━━ Material shown ━━
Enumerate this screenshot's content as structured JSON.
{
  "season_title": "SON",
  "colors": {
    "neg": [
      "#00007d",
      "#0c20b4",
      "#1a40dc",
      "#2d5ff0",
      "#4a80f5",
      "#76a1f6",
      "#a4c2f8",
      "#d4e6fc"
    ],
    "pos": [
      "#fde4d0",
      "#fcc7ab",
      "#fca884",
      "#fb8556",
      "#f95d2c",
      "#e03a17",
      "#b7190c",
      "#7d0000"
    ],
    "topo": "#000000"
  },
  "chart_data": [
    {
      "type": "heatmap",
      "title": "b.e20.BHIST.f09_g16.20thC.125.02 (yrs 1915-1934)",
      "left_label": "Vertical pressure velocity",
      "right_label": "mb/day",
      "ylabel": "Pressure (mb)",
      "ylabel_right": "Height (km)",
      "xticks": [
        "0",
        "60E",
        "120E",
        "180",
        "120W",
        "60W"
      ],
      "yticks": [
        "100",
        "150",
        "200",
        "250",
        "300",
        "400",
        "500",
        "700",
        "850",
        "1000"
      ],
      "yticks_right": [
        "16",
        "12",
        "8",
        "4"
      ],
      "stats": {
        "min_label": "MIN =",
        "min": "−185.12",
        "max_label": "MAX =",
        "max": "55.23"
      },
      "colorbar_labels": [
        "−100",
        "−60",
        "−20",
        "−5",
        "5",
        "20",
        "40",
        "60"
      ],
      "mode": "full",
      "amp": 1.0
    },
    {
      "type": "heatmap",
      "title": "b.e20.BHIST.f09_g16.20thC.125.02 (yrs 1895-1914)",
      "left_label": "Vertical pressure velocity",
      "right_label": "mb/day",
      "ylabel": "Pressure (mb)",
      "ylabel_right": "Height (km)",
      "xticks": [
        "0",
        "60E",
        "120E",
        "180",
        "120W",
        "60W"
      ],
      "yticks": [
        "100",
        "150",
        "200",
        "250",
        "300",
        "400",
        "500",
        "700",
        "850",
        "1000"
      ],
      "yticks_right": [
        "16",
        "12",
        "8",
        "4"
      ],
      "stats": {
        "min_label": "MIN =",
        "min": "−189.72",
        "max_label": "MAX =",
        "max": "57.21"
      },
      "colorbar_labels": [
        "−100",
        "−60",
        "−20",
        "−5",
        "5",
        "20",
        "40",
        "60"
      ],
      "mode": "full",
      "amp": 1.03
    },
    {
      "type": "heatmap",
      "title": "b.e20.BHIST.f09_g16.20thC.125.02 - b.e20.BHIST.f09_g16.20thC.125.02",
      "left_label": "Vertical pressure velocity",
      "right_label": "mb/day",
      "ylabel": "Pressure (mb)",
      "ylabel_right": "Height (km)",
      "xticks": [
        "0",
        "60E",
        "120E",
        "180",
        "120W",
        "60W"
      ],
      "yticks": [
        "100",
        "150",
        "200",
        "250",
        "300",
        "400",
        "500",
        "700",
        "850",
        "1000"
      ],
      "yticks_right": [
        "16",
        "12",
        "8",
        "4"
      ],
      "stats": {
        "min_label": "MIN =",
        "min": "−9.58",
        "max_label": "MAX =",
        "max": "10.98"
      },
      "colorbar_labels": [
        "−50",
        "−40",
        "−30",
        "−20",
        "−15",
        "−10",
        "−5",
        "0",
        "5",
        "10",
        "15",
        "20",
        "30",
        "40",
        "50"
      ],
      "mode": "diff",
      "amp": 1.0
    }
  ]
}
━━━
**Goal of the exercise:** Transcribe the entire listing above precisely.

**Output for this task:**
Enumerate this screenshot's content as structured JSON.
{
  "season_title": "SON",
  "colors": {
    "neg": [
      "#00007d",
      "#0c20b4",
      "#1a40dc",
      "#2d5ff0",
      "#4a80f5",
      "#76a1f6",
      "#a4c2f8",
      "#d4e6fc"
    ],
    "pos": [
      "#fde4d0",
      "#fcc7ab",
      "#fca884",
      "#fb8556",
      "#f95d2c",
      "#e03a17",
      "#b7190c",
      "#7d0000"
    ],
    "topo": "#000000"
  },
  "chart_data": [
    {
      "type": "heatmap",
      "title": "b.e20.BHIST.f09_g16.20thC.125.02 (yrs 1915-1934)",
      "left_label": "Vertical pressure velocity",
      "right_label": "mb/day",
      "ylabel": "Pressure (mb)",
      "ylabel_right": "Height (km)",
      "xticks": [
        "0",
        "60E",
        "120E",
        "180",
        "120W",
        "60W"
      ],
      "yticks": [
        "100",
        "150",
        "200",
        "250",
        "300",
        "400",
        "500",
        "700",
        "850",
        "1000"
      ],
      "yticks_right": [
        "16",
        "12",
        "8",
        "4"
      ],
      "stats": {
        "min_label": "MIN =",
        "min": "−185.12",
        "max_label": "MAX =",
        "max": "55.23"
      },
      "colorbar_labels": [
        "−100",
        "−60",
        "−20",
        "−5",
        "5",
        "20",
        "40",
        "60"
      ],
      "mode": "full",
      "amp": 1.0
    },
    {
      "type": "heatmap",
      "title": "b.e20.BHIST.f09_g16.20thC.125.02 (yrs 1895-1914)",
      "left_label": "Vertical pressure velocity",
      "right_label": "mb/day",
      "ylabel": "Pressure (mb)",
      "ylabel_right": "Height (km)",
      "xticks": [
        "0",
        "60E",
        "120E",
        "180",
        "120W",
        "60W"
      ],
      "yticks": [
        "100",
        "150",
        "200",
        "250",
        "300",
        "400",
        "500",
        "700",
        "850",
        "1000"
      ],
      "yticks_right": [
        "16",
        "12",
        "8",
        "4"
      ],
      "stats": {
        "min_label": "MIN =",
        "min": "−189.72",
        "max_label": "MAX =",
        "max": "57.21"
      },
      "colorbar_labels": [
        "−100",
        "−60",
        "−20",
        "−5",
        "5",
        "20",
        "40",
        "60"
      ],
      "mode": "full",
      "amp": 1.03
    },
    {
      "type": "heatmap",
      "title": "b.e20.BHIST.f09_g16.20thC.125.02 - b.e20.BHIST.f09_g16.20thC.125.02",
      "left_label": "Vertical pressure velocity",
      "right_label": "mb/day",
      "ylabel": "Pressure (mb)",
      "ylabel_right": "Height (km)",
      "xticks": [
        "0",
        "60E",
        "120E",
        "180",
        "120W",
        "60W"
      ],
      "yticks": [
        "100",
        "150",
        "200",
        "250",
        "300",
        "400",
        "500",
        "700",
        "850",
        "1000"
      ],
      "yticks_right": [
        "16",
        "12",
        "8",
        "4"
      ],
      "stats": {
        "min_label": "MIN =",
        "min": "−9.58",
        "max_label": "MAX =",
        "max": "10.98"
      },
      "colorbar_labels": [
        "−50",
        "−40",
        "−30",
        "−20",
        "−15",
        "−10",
        "−5",
        "0",
        "5",
        "10",
        "15",
        "20",
        "30",
        "40",
        "50"
      ],
      "mode": "diff",
      "amp": 1.0
    }
  ]
}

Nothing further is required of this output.